4.               What did God do to the kings who refused safe passage to the Israelites?

5.               Have you ever felt that God did something miraculous on your behalf? If so, write about it. 

Sunday, June 25, 2017



INTRODUCTION: Psalm 136 is one of many psalms extoling the goodness of God, and it employs the repeated refrain “His mercy endureth forever.” In other translations, this is rendered “His love,” “His lovingkindness,” or “His grace.” The Amplified Version uses multiple words for mercy:

Psalm 136:1 (AMP) Give thanks to the Lord, for He is good; For His lovingkindness (graciousness, mercy, compassion) endures forever.

The author and occasion of this psalm are unknown. The footnote to Psalm 136 in the Complete Jewish Bible explains some interesting facts about this psalm:

The sages note that the psalmist begins this Great Hallel by dedicating its twenty-six verses to the special covenant name of God, YHVH, which also has the numerical value of twenty-six. The refrain that “his grace continues forever” is repeated twenty-six times within this psalm. According to rabbinic sources, this corresponds to the twenty-six generations of humanity who lived from the Creation to the giving of the Torah.

The psalmist praises God for three aspects of His relationship to mankind. God is our Creator, Deliverer, and Sustainer.

PSALM 136:1- 9

Psalm 136:1 O give thanks unto the LORD3068; for he is good: for his mercy endureth for ever.

Susan: The psalmist uses 4 different names for God. We will mark each one with a superscript of the Strong’s number and quote the definition.

Susie: This psalm is known as “The Great Hallel,” which could be rendered “The Great Praise” and was recited on joyous occasions. It may have been an antiphonal reading or song with the leader chanting or singing the first of each verse and the congregation responding with “His mercy endureth forever.” It was chanted after the Lesser Hallel, psalms 113-118, on the last day of the Passover.

Susan: The Great Hallel begins with an exhortation to give intense, thankful praise to the self-Existent One, the One who has always been.

The New Strong’s Exhaustive Concordance of the Bible

3068 Yehôvâh: from 1961: (the) self-Existent or Eternal: Jehovah, Jewish national name of God—Jehovah, the Lord.

Susie: We are to give thanks because God is good. God is consistently, completely, perfectly good. Jesus explained to the rich, young ruler that God is the only One who is truly good.

Matthew 19:17 And he said unto him, Why callest thou me good? there is none good but one, that is, God: but if thou wilt enter into life, keep the commandments.

Susie: God’s goodness, mercy, grace, and lovingkindness never fail. Unlike an earthly father who may abandon his children physically or emotionally, our Father God remains faithful to His children. Those of us who have been adopted into God’s forever family need not fear that His grace and goodness will run out.

Psalm 136:2 O give thanks unto the God430 of gods: for his mercy endureth for ever.

430 ĕlôhîym: plural of 433: god in the ordinary sense, but spec. used (in the plur. Thus, espec. with the art.) of the supreme God . . .

Susie: The word for God here is plural. In Hebrew making a work plural is one way of saying the superlative. Therefore, He is not just a god, but The Supreme God.

▸ Data:
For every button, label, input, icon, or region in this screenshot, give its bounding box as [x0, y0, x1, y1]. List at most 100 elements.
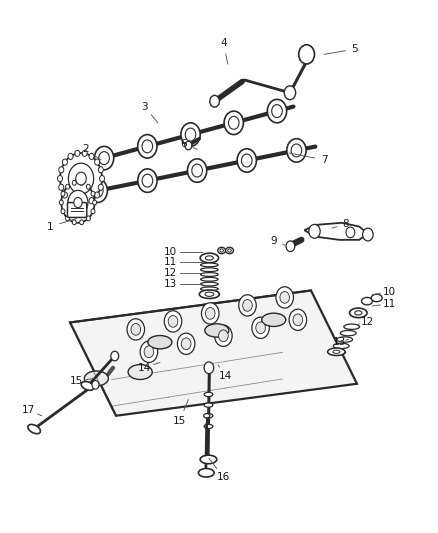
Ellipse shape: [361, 297, 372, 305]
Circle shape: [57, 175, 63, 182]
Circle shape: [185, 141, 192, 150]
Circle shape: [237, 149, 256, 172]
Circle shape: [88, 179, 107, 203]
Circle shape: [68, 198, 73, 204]
Text: 13: 13: [164, 279, 177, 288]
Circle shape: [252, 317, 269, 338]
Circle shape: [68, 163, 94, 194]
Circle shape: [291, 144, 302, 157]
Ellipse shape: [200, 253, 219, 263]
Ellipse shape: [218, 247, 226, 254]
Ellipse shape: [205, 324, 229, 337]
Circle shape: [181, 123, 200, 146]
Circle shape: [210, 95, 219, 107]
Circle shape: [82, 201, 87, 207]
Text: 8: 8: [343, 219, 350, 229]
Circle shape: [256, 322, 265, 334]
Circle shape: [289, 309, 307, 330]
Circle shape: [144, 346, 154, 358]
Ellipse shape: [337, 337, 353, 342]
Circle shape: [95, 159, 100, 165]
Ellipse shape: [201, 282, 218, 286]
Circle shape: [140, 341, 158, 362]
Circle shape: [204, 362, 214, 374]
Circle shape: [111, 351, 119, 361]
Ellipse shape: [128, 365, 152, 379]
Ellipse shape: [344, 324, 360, 329]
FancyArrowPatch shape: [217, 82, 242, 100]
Circle shape: [72, 220, 76, 225]
Circle shape: [142, 140, 152, 153]
Circle shape: [272, 104, 283, 117]
Ellipse shape: [226, 247, 233, 254]
Circle shape: [66, 184, 70, 189]
Circle shape: [224, 111, 244, 134]
Circle shape: [363, 228, 373, 241]
Ellipse shape: [198, 469, 214, 477]
Circle shape: [75, 150, 80, 156]
Circle shape: [99, 152, 110, 165]
Circle shape: [241, 154, 252, 167]
Ellipse shape: [200, 455, 217, 464]
FancyBboxPatch shape: [67, 203, 87, 217]
Ellipse shape: [228, 249, 231, 252]
Circle shape: [68, 190, 88, 215]
Circle shape: [168, 316, 178, 327]
Circle shape: [138, 169, 157, 192]
Circle shape: [280, 292, 290, 303]
Circle shape: [98, 184, 103, 190]
Circle shape: [177, 333, 195, 354]
Text: 14: 14: [219, 371, 232, 381]
Text: 3: 3: [141, 102, 148, 111]
Circle shape: [68, 154, 73, 159]
Ellipse shape: [340, 330, 356, 336]
Text: 13: 13: [333, 337, 346, 347]
Ellipse shape: [333, 350, 340, 353]
Circle shape: [61, 182, 95, 223]
Text: 12: 12: [164, 268, 177, 278]
Circle shape: [127, 319, 145, 340]
Circle shape: [131, 324, 141, 335]
Ellipse shape: [201, 287, 218, 291]
Circle shape: [74, 198, 82, 207]
Text: 15: 15: [70, 376, 83, 386]
Ellipse shape: [205, 256, 213, 260]
Circle shape: [59, 200, 64, 205]
Circle shape: [80, 220, 84, 225]
Circle shape: [243, 300, 252, 311]
Text: 12: 12: [361, 318, 374, 327]
Circle shape: [91, 191, 95, 196]
Ellipse shape: [330, 350, 346, 355]
Ellipse shape: [199, 290, 219, 298]
Circle shape: [164, 311, 182, 332]
Ellipse shape: [261, 313, 286, 326]
Circle shape: [92, 381, 99, 389]
Ellipse shape: [201, 273, 218, 276]
Circle shape: [142, 174, 153, 187]
Circle shape: [92, 200, 97, 205]
Circle shape: [59, 167, 64, 173]
Circle shape: [229, 116, 239, 130]
Circle shape: [293, 314, 303, 326]
Circle shape: [91, 209, 95, 214]
Text: 9: 9: [270, 236, 277, 246]
Polygon shape: [304, 223, 368, 240]
Text: 15: 15: [173, 416, 186, 426]
Ellipse shape: [333, 343, 349, 349]
Circle shape: [287, 139, 306, 162]
Circle shape: [286, 241, 295, 252]
Circle shape: [346, 227, 355, 238]
Circle shape: [76, 172, 86, 185]
Circle shape: [138, 135, 157, 158]
Circle shape: [185, 128, 196, 141]
Circle shape: [192, 164, 202, 177]
Circle shape: [219, 330, 228, 342]
Circle shape: [95, 192, 100, 198]
Circle shape: [61, 191, 65, 196]
Circle shape: [95, 147, 114, 170]
Circle shape: [80, 180, 84, 185]
Ellipse shape: [28, 424, 40, 434]
Ellipse shape: [355, 311, 362, 315]
Text: 2: 2: [82, 144, 89, 154]
Circle shape: [99, 175, 105, 182]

▸ Your tasks:
a. In the Bible study on Psalm 136, what name is the psalm known by?
b. Write the next part of the Bible study on Psalm 136, picking up after its last sentence.
The rows aren't needed for any of this.

▸ Results by task:
a. It is known as "The Great Hallel," which could be rendered "The Great Praise."

b.
Susan: This plural word, Elohim, is expressing the triune nature of God Himself who is Father, Son, and Holy Spirit—one cohesive person with three distinct roles.

Susie: That’s a lot packed into one word! Wow! He is God above all other “gods” who are helpless idols.

Psalm 136:3 O give thanks to the Lord113 of lords: for his mercy endureth for ever.

The New Strong’s Exhaustive Concordance of the Bible

113 âdôwn; from an un-used root (mean. To rule): sovereign, i.e. Controller (human or divine):—lord, master, owner.

Susie: God is our Sovereign, our King, and even more than that our Master, our Owner. That may grate on some people to think of being “owned;” but if we belong to Jesus, He possesses us.

Susan: We are God’s prized possession, His precious jewel, for which Jesus willingly offered Himself to die on the cross to redeem us.
Malachi 3:17a (AMPC) And they shall be Mine, says the Lord of hosts, in that day when I publicly recognize and openly declare them to be My jewels (My special possession, My peculiar treasure).

Susie: I just realized that He is the Lord, the Master, of other lords. He is sovereign over all the leaders of the world whether or not they acknowledge Him as Savior. Ultimately, no one gains a place of authority unless God has allowed it.

Romans 13:1 Everyone is to obey the governing authorities. For there is no authority that is not from God, and the existing authorities have been placed where they are by God.

Susan: Jesus is the Royal of all royals.

Revelation 17:14 These shall make war with the Lamb, and the Lamb shall overcome them: for he is Lord of lords, and King of kings: and they that are with him are called, and chosen, and faithful.

Psalm 136:4 To him who alone doeth great wonders: for his mercy endureth for ever.

Susan: The awesomeness of creation displays God’s great wonders.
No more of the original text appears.